*** Available data

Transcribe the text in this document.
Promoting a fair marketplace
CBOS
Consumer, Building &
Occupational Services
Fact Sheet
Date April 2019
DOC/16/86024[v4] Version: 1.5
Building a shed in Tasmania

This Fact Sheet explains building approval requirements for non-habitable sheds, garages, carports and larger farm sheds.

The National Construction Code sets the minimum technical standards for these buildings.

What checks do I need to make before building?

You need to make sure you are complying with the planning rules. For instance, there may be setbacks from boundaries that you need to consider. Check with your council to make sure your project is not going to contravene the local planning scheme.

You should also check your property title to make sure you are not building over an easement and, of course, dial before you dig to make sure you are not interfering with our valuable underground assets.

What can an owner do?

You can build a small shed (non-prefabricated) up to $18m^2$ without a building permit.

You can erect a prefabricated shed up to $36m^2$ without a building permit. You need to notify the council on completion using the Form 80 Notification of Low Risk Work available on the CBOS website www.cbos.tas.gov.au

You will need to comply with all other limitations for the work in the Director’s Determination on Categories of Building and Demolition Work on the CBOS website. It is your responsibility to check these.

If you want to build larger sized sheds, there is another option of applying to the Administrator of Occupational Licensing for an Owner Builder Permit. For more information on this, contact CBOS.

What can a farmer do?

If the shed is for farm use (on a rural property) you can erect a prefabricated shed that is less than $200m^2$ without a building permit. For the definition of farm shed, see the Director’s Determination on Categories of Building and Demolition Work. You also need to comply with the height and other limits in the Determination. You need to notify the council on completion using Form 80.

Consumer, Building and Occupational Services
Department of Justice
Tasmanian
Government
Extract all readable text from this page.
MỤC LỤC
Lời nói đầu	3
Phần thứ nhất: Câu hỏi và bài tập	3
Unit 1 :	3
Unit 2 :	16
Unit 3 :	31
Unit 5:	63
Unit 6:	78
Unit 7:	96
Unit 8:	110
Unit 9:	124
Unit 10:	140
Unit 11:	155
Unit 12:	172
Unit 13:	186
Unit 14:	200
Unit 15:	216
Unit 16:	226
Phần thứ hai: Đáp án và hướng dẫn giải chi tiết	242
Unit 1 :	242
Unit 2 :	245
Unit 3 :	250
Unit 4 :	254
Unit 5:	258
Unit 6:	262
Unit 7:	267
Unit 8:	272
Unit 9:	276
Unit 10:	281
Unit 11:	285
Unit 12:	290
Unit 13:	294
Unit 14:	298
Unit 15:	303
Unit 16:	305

******

- _Exercise task_
From the entries above, extract every line where the word "Phần" appears.

- _Reply to the exercise_
Phần thứ nhất: Câu hỏi và bài tập	3
Phần thứ hai: Đáp án và hướng dẫn giải chi tiết	242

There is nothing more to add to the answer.